**INPUT ROWS:**
========================================
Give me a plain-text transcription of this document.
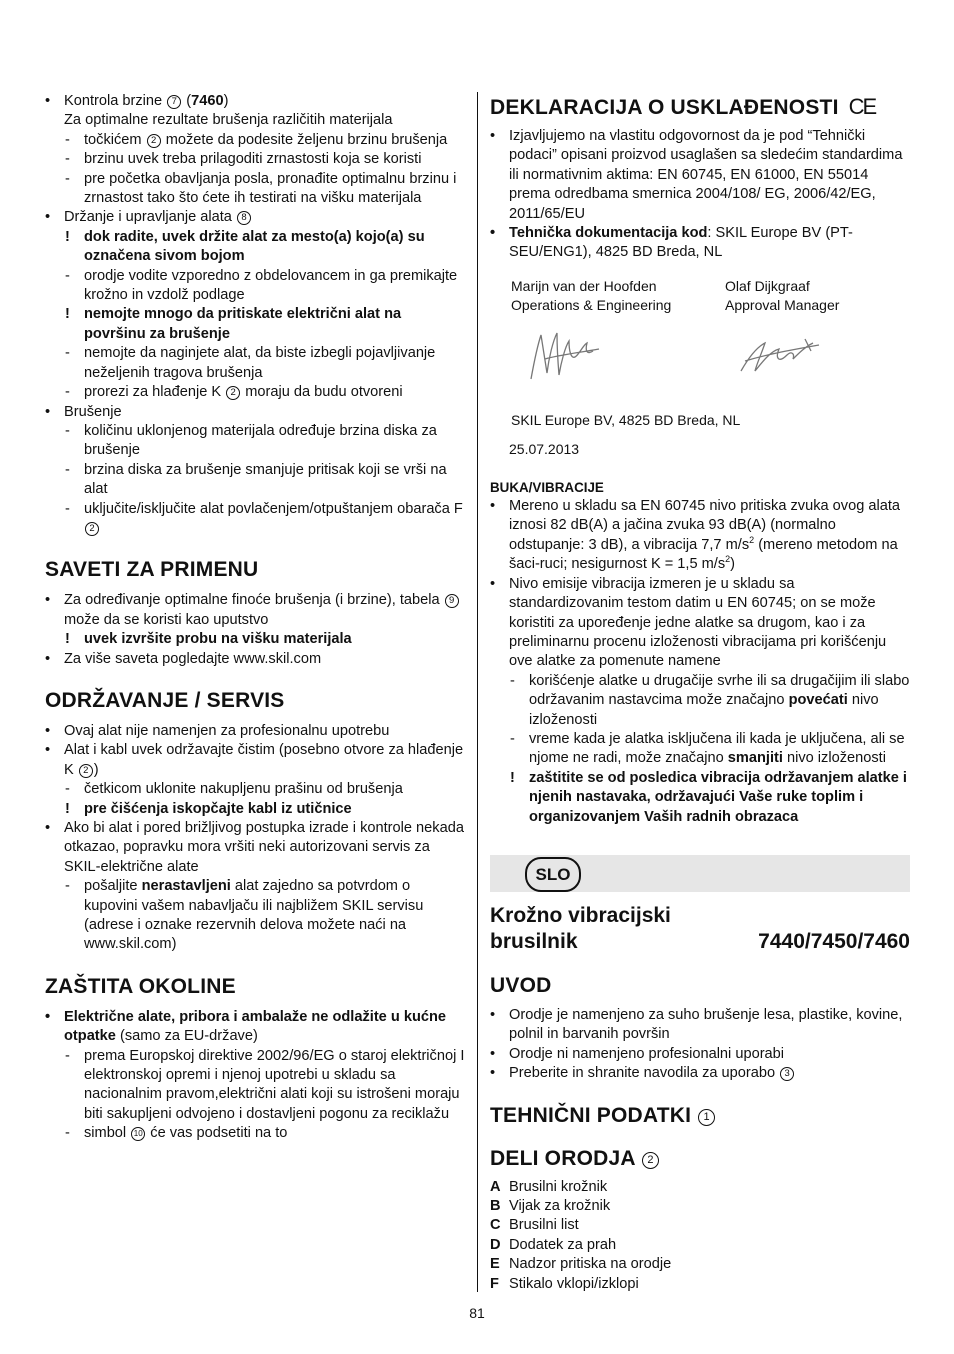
• Kontrola brzine 7 (7460)
Za optimalne rezultate brušenja različitih materijala
- točkićem 2 možete da podesite željenu brzinu brušenja
- brzinu uvek treba prilagoditi zrnastosti koja se koristi
- pre početka obavljanja posla, pronađite optimalnu brzinu i zrnastost tako što ćete ih testirati na višku materijala
• Držanje i upravljanje alata 8
! dok radite, uvek držite alat za mesto(a) kojo(a) su označena sivom bojom
- orodje vodite vzporedno z obdelovancem in ga premikajte krožno in vzdolž podlage
! nemojte mnogo da pritiskate električni alat na površinu za brušenje
- nemojte da naginjete alat, da biste izbegli pojavljivanje neželjenih tragova brušenja
- prorezi za hlađenje K 2 moraju da budu otvoreni
• Brušenje
- količinu uklonjenog materijala određuje brzina diska za brušenje
- brzina diska za brušenje smanjuje pritisak koji se vrši na alat
- uključite/isključite alat povlačenjem/otpuštanjem obarača F 2
SAVETI ZA PRIMENU
• Za određivanje optimalne finoće brušenja (i brzine), tabela 9 može da se koristi kao uputstvo
! uvek izvršite probu na višku materijala
• Za više saveta pogledajte www.skil.com
ODRŽAVANJE / SERVIS
• Ovaj alat nije namenjen za profesionalnu upotrebu
• Alat i kabl uvek održavajte čistim (posebno otvore za hlađenje K 2 )
- četkicom uklonite nakupljenu prašinu od brušenja
! pre čišćenja iskopčajte kabl iz utičnice
• Ako bi alat i pored brižljivog postupka izrade i kontrole nekada otkazao, popravku mora vršiti neki autorizovani servis za SKIL-električne alate
- pošaljite nerastavljeni alat zajedno sa potvrdom o kupovini vašem nabavljaču ili najbližem SKIL servisu (adrese i oznake rezervnih delova možete naći na www.skil.com)
ZAŠTITA OKOLINE
• Električne alate, pribora i ambalaže ne odlažite u kućne otpatke (samo za EU-države)
- prema Europskoj direktive 2002/96/EG o staroj električnoj I elektronskoj opremi i njenoj upotrebi u skladu sa nacionalnim pravom,električni alati koji su istrošeni moraju biti sakupljeni odvojeno i dostavljeni pogonu za reciklažu
- simbol 10 će vas podsetiti na to
DEKLARACIJA O USKLAĐENOSTI CE
• Izjavljujemo na vlastitu odgovornost da je pod “Tehnički podaci” opisani proizvod usaglašen sa sledećim standardima ili normativnim aktima: EN 60745, EN 61000, EN 55014 prema odredbama smernica 2004/108/ EG, 2006/42/EG, 2011/65/EU
• Tehnička dokumentacija kod: SKIL Europe BV (PT-SEU/ENG1), 4825 BD Breda, NL
Marijn van der Hoofden
Operations & Engineering
Olaf Dijkgraaf
Approval Manager
SKIL Europe BV, 4825 BD Breda, NL
25.07.2013
BUKA/VIBRACIJE
• Mereno u skladu sa EN 60745 nivo pritiska zvuka ovog alata iznosi 82 dB(A) a jačina zvuka 93 dB(A) (normalno odstupanje: 3 dB), a vibracija 7,7 $m/s^2$ (mereno metodom na šaci-ruci; nesigurnost K = 1,5 $m/s^2$)
• Nivo emisije vibracija izmeren je u skladu sa standardizovanim testom datim u EN 60745; on se može koristiti za upoređenje jedne alatke sa drugom, kao i za preliminarnu procenu izloženosti vibracijama pri korišćenju ove alatke za pomenute namene
- korišćenje alatke u drugačije svrhe ili sa drugačijim ili slabo održavanim nastavcima može značajno povećati nivo izloženosti
- vreme kada je alatka isključena ili kada je uključena, ali se njome ne radi, može značajno smanjiti nivo izloženosti
! zaštitite se od posledica vibracija održavanjem alatke i njenih nastavaka, održavajući Vaše ruke toplim i organizovanjem Vaših radnih obrazaca
SLO
Krožno vibracijski
brusilnik	7440/7450/7460
UVOD
• Orodje je namenjeno za suho brušenje lesa, plastike, kovine, polnil in barvanih površin
• Orodje ni namenjeno profesionalni uporabi
• Preberite in shranite navodila za uporabo 3
TEHNIČNI PODATKI 1
DELI ORODJA 2
A Brusilni krožnik
B Vijak za krožnik
C Brusilni list
D Dodatek za prah
E Nadzor pritiska na orodje
F Stikalo vklopi/izklopi
81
========================================
**SHORT PROBLEM:** Transcribe the full listing above exactly, with the images removed.

**SOLUTION TO THIS PROBLEM:**
Give me a plain-text transcription of this document.
• Kontrola brzine 7 (7460)
Za optimalne rezultate brušenja različitih materijala
- točkićem 2 možete da podesite željenu brzinu brušenja
- brzinu uvek treba prilagoditi zrnastosti koja se koristi
- pre početka obavljanja posla, pronađite optimalnu brzinu i zrnastost tako što ćete ih testirati na višku materijala
• Držanje i upravljanje alata 8
! dok radite, uvek držite alat za mesto(a) kojo(a) su označena sivom bojom
- orodje vodite vzporedno z obdelovancem in ga premikajte krožno in vzdolž podlage
! nemojte mnogo da pritiskate električni alat na površinu za brušenje
- nemojte da naginjete alat, da biste izbegli pojavljivanje neželjenih tragova brušenja
- prorezi za hlađenje K 2 moraju da budu otvoreni
• Brušenje
- količinu uklonjenog materijala određuje brzina diska za brušenje
- brzina diska za brušenje smanjuje pritisak koji se vrši na alat
- uključite/isključite alat povlačenjem/otpuštanjem obarača F 2
SAVETI ZA PRIMENU
• Za određivanje optimalne finoće brušenja (i brzine), tabela 9 može da se koristi kao uputstvo
! uvek izvršite probu na višku materijala
• Za više saveta pogledajte www.skil.com
ODRŽAVANJE / SERVIS
• Ovaj alat nije namenjen za profesionalnu upotrebu
• Alat i kabl uvek održavajte čistim (posebno otvore za hlađenje K 2 )
- četkicom uklonite nakupljenu prašinu od brušenja
! pre čišćenja iskopčajte kabl iz utičnice
• Ako bi alat i pored brižljivog postupka izrade i kontrole nekada otkazao, popravku mora vršiti neki autorizovani servis za SKIL-električne alate
- pošaljite nerastavljeni alat zajedno sa potvrdom o kupovini vašem nabavljaču ili najbližem SKIL servisu (adrese i oznake rezervnih delova možete naći na www.skil.com)
ZAŠTITA OKOLINE
• Električne alate, pribora i ambalaže ne odlažite u kućne otpatke (samo za EU-države)
- prema Europskoj direktive 2002/96/EG o staroj električnoj I elektronskoj opremi i njenoj upotrebi u skladu sa nacionalnim pravom,električni alati koji su istrošeni moraju biti sakupljeni odvojeno i dostavljeni pogonu za reciklažu
- simbol 10 će vas podsetiti na to
DEKLARACIJA O USKLAĐENOSTI CE
• Izjavljujemo na vlastitu odgovornost da je pod “Tehnički podaci” opisani proizvod usaglašen sa sledećim standardima ili normativnim aktima: EN 60745, EN 61000, EN 55014 prema odredbama smernica 2004/108/ EG, 2006/42/EG, 2011/65/EU
• Tehnička dokumentacija kod: SKIL Europe BV (PT-SEU/ENG1), 4825 BD Breda, NL
Marijn van der Hoofden
Operations & Engineering
Olaf Dijkgraaf
Approval Manager
SKIL Europe BV, 4825 BD Breda, NL
25.07.2013
BUKA/VIBRACIJE
• Mereno u skladu sa EN 60745 nivo pritiska zvuka ovog alata iznosi 82 dB(A) a jačina zvuka 93 dB(A) (normalno odstupanje: 3 dB), a vibracija 7,7 $m/s^2$ (mereno metodom na šaci-ruci; nesigurnost K = 1,5 $m/s^2$)
• Nivo emisije vibracija izmeren je u skladu sa standardizovanim testom datim u EN 60745; on se može koristiti za upoređenje jedne alatke sa drugom, kao i za preliminarnu procenu izloženosti vibracijama pri korišćenju ove alatke za pomenute namene
- korišćenje alatke u drugačije svrhe ili sa drugačijim ili slabo održavanim nastavcima može značajno povećati nivo izloženosti
- vreme kada je alatka isključena ili kada je uključena, ali se njome ne radi, može značajno smanjiti nivo izloženosti
! zaštitite se od posledica vibracija održavanjem alatke i njenih nastavaka, održavajući Vaše ruke toplim i organizovanjem Vaših radnih obrazaca
SLO
Krožno vibracijski
brusilnik	7440/7450/7460
UVOD
• Orodje je namenjeno za suho brušenje lesa, plastike, kovine, polnil in barvanih površin
• Orodje ni namenjeno profesionalni uporabi
• Preberite in shranite navodila za uporabo 3
TEHNIČNI PODATKI 1
DELI ORODJA 2
A Brusilni krožnik
B Vijak za krožnik
C Brusilni list
D Dodatek za prah
E Nadzor pritiska na orodje
F Stikalo vklopi/izklopi
81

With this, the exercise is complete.